■ **Task material**:
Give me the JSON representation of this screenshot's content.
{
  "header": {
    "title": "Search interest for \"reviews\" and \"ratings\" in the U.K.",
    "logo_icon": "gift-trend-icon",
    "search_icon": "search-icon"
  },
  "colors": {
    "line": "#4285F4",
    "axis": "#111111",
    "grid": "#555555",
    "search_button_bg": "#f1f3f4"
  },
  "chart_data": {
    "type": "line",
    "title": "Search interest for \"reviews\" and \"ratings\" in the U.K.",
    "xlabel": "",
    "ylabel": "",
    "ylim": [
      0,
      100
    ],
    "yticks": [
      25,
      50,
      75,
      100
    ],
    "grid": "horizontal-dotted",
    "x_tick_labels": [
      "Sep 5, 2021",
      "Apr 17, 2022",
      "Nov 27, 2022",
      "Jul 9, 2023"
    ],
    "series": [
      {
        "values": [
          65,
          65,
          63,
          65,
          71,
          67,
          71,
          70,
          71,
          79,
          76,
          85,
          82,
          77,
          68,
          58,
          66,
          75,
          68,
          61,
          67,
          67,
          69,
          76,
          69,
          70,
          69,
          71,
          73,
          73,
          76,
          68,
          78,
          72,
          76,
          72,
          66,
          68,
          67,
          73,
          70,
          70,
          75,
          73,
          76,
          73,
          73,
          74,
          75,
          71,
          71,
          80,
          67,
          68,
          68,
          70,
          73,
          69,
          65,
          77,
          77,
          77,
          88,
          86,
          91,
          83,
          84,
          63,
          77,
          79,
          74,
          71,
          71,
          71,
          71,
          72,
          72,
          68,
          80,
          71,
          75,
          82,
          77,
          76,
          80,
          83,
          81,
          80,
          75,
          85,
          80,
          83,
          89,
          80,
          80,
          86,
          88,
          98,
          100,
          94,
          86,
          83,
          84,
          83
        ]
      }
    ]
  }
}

■ **Exercise**: Could you quote the material above in full, exactly as it stands?

■ **Output of the task**:
Give me the JSON representation of this screenshot's content.
{
  "header": {
    "title": "Search interest for \"reviews\" and \"ratings\" in the U.K.",
    "logo_icon": "gift-trend-icon",
    "search_icon": "search-icon"
  },
  "colors": {
    "line": "#4285F4",
    "axis": "#111111",
    "grid": "#555555",
    "search_button_bg": "#f1f3f4"
  },
  "chart_data": {
    "type": "line",
    "title": "Search interest for \"reviews\" and \"ratings\" in the U.K.",
    "xlabel": "",
    "ylabel": "",
    "ylim": [
      0,
      100
    ],
    "yticks": [
      25,
      50,
      75,
      100
    ],
    "grid": "horizontal-dotted",
    "x_tick_labels": [
      "Sep 5, 2021",
      "Apr 17, 2022",
      "Nov 27, 2022",
      "Jul 9, 2023"
    ],
    "series": [
      {
        "values": [
          65,
          65,
          63,
          65,
          71,
          67,
          71,
          70,
          71,
          79,
          76,
          85,
          82,
          77,
          68,
          58,
          66,
          75,
          68,
          61,
          67,
          67,
          69,
          76,
          69,
          70,
          69,
          71,
          73,
          73,
          76,
          68,
          78,
          72,
          76,
          72,
          66,
          68,
          67,
          73,
          70,
          70,
          75,
          73,
          76,
          73,
          73,
          74,
          75,
          71,
          71,
          80,
          67,
          68,
          68,
          70,
          73,
          69,
          65,
          77,
          77,
          77,
          88,
          86,
          91,
          83,
          84,
          63,
          77,
          79,
          74,
          71,
          71,
          71,
          71,
          72,
          72,
          68,
          80,
          71,
          75,
          82,
          77,
          76,
          80,
          83,
          81,
          80,
          75,
          85,
          80,
          83,
          89,
          80,
          80,
          86,
          88,
          98,
          100,
          94,
          86,
          83,
          84,
          83
        ]
      }
    ]
  }
}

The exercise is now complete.